§ **TASK INSTRUCTIONS**
Can you transcribe every record below exactly as it appears?

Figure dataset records

=======

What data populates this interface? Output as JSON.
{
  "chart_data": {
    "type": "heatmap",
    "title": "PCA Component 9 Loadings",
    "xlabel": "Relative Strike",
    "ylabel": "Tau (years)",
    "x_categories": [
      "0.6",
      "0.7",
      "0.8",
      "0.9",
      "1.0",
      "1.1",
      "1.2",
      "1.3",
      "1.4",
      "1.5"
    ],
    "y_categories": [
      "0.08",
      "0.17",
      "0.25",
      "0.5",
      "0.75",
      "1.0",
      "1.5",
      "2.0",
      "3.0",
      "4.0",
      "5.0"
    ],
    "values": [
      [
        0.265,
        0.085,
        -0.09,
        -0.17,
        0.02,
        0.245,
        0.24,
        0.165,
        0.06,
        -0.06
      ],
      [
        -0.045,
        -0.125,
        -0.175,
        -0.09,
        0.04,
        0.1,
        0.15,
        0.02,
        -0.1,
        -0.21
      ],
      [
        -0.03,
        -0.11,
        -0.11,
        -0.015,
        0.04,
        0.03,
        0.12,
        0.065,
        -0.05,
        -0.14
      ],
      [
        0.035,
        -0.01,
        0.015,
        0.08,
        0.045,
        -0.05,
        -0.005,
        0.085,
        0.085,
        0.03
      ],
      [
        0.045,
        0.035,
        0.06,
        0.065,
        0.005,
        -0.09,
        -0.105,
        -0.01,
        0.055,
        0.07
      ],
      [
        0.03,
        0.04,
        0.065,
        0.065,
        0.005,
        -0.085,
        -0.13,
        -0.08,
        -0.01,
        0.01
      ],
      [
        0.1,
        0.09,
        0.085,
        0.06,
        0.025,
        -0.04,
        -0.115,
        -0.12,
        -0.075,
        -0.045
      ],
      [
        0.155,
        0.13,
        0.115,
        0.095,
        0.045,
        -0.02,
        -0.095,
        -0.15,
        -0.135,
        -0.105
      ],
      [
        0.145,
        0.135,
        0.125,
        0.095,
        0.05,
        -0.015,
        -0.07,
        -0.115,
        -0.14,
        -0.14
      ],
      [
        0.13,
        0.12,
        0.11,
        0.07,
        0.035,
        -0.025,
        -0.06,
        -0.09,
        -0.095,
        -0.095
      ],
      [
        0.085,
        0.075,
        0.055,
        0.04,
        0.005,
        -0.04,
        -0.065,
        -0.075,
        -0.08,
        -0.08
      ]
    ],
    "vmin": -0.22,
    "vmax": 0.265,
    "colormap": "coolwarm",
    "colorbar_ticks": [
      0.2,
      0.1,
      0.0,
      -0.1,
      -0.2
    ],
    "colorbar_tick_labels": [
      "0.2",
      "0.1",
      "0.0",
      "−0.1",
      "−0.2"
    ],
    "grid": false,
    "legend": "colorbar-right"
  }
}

=======

§ **CORRECT OUTPUT**
What data populates this interface? Output as JSON.
{
  "chart_data": {
    "type": "heatmap",
    "title": "PCA Component 9 Loadings",
    "xlabel": "Relative Strike",
    "ylabel": "Tau (years)",
    "x_categories": [
      "0.6",
      "0.7",
      "0.8",
      "0.9",
      "1.0",
      "1.1",
      "1.2",
      "1.3",
      "1.4",
      "1.5"
    ],
    "y_categories": [
      "0.08",
      "0.17",
      "0.25",
      "0.5",
      "0.75",
      "1.0",
      "1.5",
      "2.0",
      "3.0",
      "4.0",
      "5.0"
    ],
    "values": [
      [
        0.265,
        0.085,
        -0.09,
        -0.17,
        0.02,
        0.245,
        0.24,
        0.165,
        0.06,
        -0.06
      ],
      [
        -0.045,
        -0.125,
        -0.175,
        -0.09,
        0.04,
        0.1,
        0.15,
        0.02,
        -0.1,
        -0.21
      ],
      [
        -0.03,
        -0.11,
        -0.11,
        -0.015,
        0.04,
        0.03,
        0.12,
        0.065,
        -0.05,
        -0.14
      ],
      [
        0.035,
        -0.01,
        0.015,
        0.08,
        0.045,
        -0.05,
        -0.005,
        0.085,
        0.085,
        0.03
      ],
      [
        0.045,
        0.035,
        0.06,
        0.065,
        0.005,
        -0.09,
        -0.105,
        -0.01,
        0.055,
        0.07
      ],
      [
        0.03,
        0.04,
        0.065,
        0.065,
        0.005,
        -0.085,
        -0.13,
        -0.08,
        -0.01,
        0.01
      ],
      [
        0.1,
        0.09,
        0.085,
        0.06,
        0.025,
        -0.04,
        -0.115,
        -0.12,
        -0.075,
        -0.045
      ],
      [
        0.155,
        0.13,
        0.115,
        0.095,
        0.045,
        -0.02,
        -0.095,
        -0.15,
        -0.135,
        -0.105
      ],
      [
        0.145,
        0.135,
        0.125,
        0.095,
        0.05,
        -0.015,
        -0.07,
        -0.115,
        -0.14,
        -0.14
      ],
      [
        0.13,
        0.12,
        0.11,
        0.07,
        0.035,
        -0.025,
        -0.06,
        -0.09,
        -0.095,
        -0.095
      ],
      [
        0.085,
        0.075,
        0.055,
        0.04,
        0.005,
        -0.04,
        -0.065,
        -0.075,
        -0.08,
        -0.08
      ]
    ],
    "vmin": -0.22,
    "vmax": 0.265,
    "colormap": "coolwarm",
    "colorbar_ticks": [
      0.2,
      0.1,
      0.0,
      -0.1,
      -0.2
    ],
    "colorbar_tick_labels": [
      "0.2",
      "0.1",
      "0.0",
      "−0.1",
      "−0.2"
    ],
    "grid": false,
    "legend": "colorbar-right"
  }
}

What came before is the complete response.